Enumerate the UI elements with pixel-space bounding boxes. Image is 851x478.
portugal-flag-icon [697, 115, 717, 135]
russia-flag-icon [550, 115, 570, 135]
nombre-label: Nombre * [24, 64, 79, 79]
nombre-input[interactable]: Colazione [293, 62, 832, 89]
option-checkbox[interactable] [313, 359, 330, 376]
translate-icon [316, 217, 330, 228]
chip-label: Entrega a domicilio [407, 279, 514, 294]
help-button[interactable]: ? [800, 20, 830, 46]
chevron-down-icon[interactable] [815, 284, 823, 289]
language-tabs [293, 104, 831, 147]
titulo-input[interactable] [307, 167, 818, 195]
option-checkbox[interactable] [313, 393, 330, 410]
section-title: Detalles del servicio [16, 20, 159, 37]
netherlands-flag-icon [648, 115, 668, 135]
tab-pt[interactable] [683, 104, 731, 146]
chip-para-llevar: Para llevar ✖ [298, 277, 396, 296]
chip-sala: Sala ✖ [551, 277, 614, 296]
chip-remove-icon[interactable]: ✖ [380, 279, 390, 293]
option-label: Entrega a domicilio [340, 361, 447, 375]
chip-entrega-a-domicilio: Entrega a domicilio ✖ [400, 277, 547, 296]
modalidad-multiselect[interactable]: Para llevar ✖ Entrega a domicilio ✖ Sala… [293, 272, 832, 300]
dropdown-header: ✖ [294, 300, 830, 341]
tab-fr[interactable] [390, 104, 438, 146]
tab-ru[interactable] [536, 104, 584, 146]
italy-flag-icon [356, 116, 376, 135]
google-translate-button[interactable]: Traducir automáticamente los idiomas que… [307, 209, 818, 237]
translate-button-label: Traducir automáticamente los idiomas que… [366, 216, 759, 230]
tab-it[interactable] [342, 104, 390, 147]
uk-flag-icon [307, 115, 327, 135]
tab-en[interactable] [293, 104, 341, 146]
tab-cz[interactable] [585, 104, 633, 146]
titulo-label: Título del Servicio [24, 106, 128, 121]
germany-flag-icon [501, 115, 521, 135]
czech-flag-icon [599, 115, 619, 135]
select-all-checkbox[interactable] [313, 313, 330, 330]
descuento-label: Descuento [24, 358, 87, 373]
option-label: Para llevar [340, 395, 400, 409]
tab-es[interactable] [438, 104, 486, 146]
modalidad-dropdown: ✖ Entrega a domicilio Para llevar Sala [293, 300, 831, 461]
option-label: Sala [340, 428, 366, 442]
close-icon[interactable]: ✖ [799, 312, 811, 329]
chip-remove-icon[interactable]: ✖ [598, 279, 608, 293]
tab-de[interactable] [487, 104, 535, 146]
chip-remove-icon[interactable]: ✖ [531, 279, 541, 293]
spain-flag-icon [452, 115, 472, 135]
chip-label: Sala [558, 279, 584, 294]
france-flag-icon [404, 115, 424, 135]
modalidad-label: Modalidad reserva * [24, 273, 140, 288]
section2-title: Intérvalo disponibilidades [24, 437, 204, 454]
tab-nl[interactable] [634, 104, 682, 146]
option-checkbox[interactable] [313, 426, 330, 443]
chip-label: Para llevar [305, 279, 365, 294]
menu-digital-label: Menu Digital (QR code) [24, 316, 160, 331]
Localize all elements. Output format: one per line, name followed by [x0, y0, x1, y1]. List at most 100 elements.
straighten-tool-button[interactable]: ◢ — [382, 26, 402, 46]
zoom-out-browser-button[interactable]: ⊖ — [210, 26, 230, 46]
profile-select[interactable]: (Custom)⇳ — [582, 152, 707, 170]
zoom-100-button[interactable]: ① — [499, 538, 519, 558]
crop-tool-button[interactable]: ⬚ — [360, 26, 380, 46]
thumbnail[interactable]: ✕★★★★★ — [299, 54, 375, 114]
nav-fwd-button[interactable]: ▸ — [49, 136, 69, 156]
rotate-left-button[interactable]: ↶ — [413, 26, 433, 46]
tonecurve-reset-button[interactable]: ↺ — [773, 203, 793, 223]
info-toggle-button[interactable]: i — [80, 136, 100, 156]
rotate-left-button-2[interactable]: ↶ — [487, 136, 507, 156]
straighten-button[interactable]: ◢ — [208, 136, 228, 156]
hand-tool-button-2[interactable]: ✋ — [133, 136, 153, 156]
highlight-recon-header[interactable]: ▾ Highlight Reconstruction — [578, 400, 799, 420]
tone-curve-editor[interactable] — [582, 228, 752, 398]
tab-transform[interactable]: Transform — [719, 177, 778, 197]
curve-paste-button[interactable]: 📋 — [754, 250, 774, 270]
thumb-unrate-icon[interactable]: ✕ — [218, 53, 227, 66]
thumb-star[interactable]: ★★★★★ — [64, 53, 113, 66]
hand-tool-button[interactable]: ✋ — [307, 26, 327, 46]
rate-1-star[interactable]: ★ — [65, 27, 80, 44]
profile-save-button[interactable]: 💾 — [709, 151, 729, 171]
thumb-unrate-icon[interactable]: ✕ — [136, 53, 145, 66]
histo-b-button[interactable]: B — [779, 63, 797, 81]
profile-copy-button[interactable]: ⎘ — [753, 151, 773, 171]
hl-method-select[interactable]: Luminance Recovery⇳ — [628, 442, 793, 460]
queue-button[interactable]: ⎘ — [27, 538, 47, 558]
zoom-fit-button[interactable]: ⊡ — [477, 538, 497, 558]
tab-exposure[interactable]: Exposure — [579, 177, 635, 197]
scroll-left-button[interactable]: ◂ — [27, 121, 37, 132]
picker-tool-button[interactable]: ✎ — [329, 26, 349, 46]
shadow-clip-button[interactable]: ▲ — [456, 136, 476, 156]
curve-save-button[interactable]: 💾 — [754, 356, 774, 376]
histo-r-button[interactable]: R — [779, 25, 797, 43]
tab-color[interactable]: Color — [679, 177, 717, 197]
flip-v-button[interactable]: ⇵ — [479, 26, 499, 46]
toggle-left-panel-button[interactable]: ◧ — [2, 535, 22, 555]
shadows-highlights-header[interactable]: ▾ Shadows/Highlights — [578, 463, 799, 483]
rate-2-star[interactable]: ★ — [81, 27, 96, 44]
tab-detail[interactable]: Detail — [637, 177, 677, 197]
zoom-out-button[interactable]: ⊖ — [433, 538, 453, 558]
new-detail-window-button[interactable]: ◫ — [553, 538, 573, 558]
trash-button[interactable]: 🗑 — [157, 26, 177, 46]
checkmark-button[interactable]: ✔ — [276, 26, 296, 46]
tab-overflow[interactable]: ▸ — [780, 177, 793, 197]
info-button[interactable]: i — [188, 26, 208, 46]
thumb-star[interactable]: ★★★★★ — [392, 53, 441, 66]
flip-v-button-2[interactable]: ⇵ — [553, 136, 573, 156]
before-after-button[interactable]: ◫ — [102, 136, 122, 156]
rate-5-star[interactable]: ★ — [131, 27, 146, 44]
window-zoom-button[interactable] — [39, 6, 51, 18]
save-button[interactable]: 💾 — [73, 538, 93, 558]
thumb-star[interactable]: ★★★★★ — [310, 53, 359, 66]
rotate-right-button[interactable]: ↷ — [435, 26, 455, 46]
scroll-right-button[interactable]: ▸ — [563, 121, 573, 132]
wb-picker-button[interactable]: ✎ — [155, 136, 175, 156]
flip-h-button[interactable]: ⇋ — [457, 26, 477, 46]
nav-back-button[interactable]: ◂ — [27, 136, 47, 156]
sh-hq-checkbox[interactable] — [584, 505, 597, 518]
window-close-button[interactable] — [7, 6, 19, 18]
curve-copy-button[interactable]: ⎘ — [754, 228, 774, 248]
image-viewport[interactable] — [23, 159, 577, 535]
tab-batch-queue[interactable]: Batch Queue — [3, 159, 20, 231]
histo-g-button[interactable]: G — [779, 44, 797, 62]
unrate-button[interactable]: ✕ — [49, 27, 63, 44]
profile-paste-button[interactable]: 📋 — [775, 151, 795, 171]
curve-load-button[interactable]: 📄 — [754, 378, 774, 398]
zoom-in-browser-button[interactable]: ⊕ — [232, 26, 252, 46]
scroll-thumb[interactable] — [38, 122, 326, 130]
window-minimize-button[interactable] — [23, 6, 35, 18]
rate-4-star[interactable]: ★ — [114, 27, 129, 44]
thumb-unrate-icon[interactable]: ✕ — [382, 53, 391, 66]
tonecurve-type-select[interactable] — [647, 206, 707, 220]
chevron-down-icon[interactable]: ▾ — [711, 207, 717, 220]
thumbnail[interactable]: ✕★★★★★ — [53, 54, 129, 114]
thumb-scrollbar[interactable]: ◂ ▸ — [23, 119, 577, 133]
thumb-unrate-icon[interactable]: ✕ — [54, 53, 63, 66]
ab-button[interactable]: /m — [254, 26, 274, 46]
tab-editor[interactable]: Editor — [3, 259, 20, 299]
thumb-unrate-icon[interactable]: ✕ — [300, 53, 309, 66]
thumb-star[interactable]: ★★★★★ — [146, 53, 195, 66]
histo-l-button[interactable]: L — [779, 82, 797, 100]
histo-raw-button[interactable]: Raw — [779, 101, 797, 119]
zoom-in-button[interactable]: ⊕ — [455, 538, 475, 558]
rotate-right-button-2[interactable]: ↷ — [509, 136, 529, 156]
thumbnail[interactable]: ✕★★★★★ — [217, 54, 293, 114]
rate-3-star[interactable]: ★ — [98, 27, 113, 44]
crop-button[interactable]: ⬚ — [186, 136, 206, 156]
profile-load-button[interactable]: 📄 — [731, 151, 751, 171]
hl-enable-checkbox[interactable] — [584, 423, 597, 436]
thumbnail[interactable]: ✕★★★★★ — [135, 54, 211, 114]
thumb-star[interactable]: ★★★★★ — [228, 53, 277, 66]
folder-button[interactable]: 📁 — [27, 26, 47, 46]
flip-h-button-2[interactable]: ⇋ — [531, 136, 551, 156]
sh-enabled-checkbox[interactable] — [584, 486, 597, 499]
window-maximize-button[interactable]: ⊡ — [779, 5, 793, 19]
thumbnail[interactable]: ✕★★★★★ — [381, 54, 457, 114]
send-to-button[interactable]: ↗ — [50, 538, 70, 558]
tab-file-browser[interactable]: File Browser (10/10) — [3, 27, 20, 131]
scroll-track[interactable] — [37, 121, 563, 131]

------------------------------------------------------------

◆ EXERCISE TASK:
Put the records, starting at their first line and stopping after the line that contains "netherlands-flag-icon [648, 115, 668, 135]", into a Markdown table with the columns Row and Line. Number each row and leave out blank lines.

◆ ANSWER:
| Row | Line |
|---|---|
| 1 | Enumerate the UI elements with pixel-space bounding boxes. Image is 851x478. |
| 2 | portugal-flag-icon [697, 115, 717, 135] |
| 3 | russia-flag-icon [550, 115, 570, 135] |
| 4 | nombre-label: Nombre * [24, 64, 79, 79] |
| 5 | nombre-input[interactable]: Colazione [293, 62, 832, 89] |
| 6 | option-checkbox[interactable] [313, 359, 330, 376] |
| 7 | translate-icon [316, 217, 330, 228] |
| 8 | chip-label: Entrega a domicilio [407, 279, 514, 294] |
| 9 | help-button[interactable]: ? [800, 20, 830, 46] |
| 10 | chevron-down-icon[interactable] [815, 284, 823, 289] |
| 11 | language-tabs [293, 104, 831, 147] |
| 12 | titulo-input[interactable] [307, 167, 818, 195] |
| 13 | option-checkbox[interactable] [313, 393, 330, 410] |
| 14 | section-title: Detalles del servicio [16, 20, 159, 37] |
| 15 | netherlands-flag-icon [648, 115, 668, 135] |